= Stated exercise =
Look through the listing and locate every line containing the word "JSON"; copy those lines.

= Listed entries =
● ● ● ● ●

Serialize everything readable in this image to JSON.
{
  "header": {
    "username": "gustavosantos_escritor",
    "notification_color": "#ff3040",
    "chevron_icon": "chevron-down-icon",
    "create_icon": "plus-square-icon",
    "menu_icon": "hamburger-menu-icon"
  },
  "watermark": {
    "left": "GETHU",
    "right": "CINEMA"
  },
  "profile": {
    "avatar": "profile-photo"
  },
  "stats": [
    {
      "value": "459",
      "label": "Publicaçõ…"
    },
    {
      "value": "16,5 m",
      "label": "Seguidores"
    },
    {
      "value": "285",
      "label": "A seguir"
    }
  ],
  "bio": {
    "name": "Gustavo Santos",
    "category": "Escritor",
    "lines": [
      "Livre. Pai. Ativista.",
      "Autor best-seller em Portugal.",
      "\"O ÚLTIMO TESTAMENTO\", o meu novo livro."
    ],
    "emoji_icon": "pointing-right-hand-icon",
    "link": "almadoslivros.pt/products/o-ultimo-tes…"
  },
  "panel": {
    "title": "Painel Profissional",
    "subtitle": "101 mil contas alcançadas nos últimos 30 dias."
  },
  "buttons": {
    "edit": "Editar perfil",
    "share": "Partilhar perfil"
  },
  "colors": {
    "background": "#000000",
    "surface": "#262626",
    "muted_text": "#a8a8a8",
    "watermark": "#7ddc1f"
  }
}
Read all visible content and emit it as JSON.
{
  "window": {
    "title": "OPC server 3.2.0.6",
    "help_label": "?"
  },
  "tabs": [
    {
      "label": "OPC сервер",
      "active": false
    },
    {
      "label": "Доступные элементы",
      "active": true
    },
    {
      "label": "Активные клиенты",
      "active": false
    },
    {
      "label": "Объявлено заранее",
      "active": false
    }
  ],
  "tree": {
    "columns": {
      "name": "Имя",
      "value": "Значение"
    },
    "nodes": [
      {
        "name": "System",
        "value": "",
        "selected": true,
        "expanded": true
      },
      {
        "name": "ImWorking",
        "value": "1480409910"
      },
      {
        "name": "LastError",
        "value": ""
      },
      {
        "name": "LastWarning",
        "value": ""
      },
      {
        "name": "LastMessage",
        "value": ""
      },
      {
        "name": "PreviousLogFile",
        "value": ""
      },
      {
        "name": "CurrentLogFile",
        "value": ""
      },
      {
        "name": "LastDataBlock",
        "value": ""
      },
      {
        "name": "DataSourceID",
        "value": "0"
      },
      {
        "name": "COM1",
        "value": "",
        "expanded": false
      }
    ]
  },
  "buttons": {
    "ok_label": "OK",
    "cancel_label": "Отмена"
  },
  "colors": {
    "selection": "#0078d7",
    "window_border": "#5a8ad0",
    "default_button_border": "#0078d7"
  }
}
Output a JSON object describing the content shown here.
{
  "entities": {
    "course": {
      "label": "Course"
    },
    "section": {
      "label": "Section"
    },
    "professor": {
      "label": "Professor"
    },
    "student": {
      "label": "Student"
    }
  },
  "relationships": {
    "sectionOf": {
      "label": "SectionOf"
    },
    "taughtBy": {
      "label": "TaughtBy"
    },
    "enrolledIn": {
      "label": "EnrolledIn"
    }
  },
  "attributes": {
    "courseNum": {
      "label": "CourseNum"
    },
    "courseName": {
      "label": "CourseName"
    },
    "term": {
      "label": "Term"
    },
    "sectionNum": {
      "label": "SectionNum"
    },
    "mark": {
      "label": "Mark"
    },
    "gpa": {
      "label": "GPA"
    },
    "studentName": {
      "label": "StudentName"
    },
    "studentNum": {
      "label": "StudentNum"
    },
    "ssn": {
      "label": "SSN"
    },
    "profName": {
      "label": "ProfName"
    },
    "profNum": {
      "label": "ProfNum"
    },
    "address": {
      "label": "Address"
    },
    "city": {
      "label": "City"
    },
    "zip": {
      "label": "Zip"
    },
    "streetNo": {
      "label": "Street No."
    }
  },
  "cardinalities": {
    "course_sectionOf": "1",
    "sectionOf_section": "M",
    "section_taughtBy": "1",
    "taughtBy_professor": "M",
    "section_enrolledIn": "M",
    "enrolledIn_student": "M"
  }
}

● ● ● ● ●

= Expected output =
Serialize everything readable in this image to JSON.
Read all visible content and emit it as JSON.
Output a JSON object describing the content shown here.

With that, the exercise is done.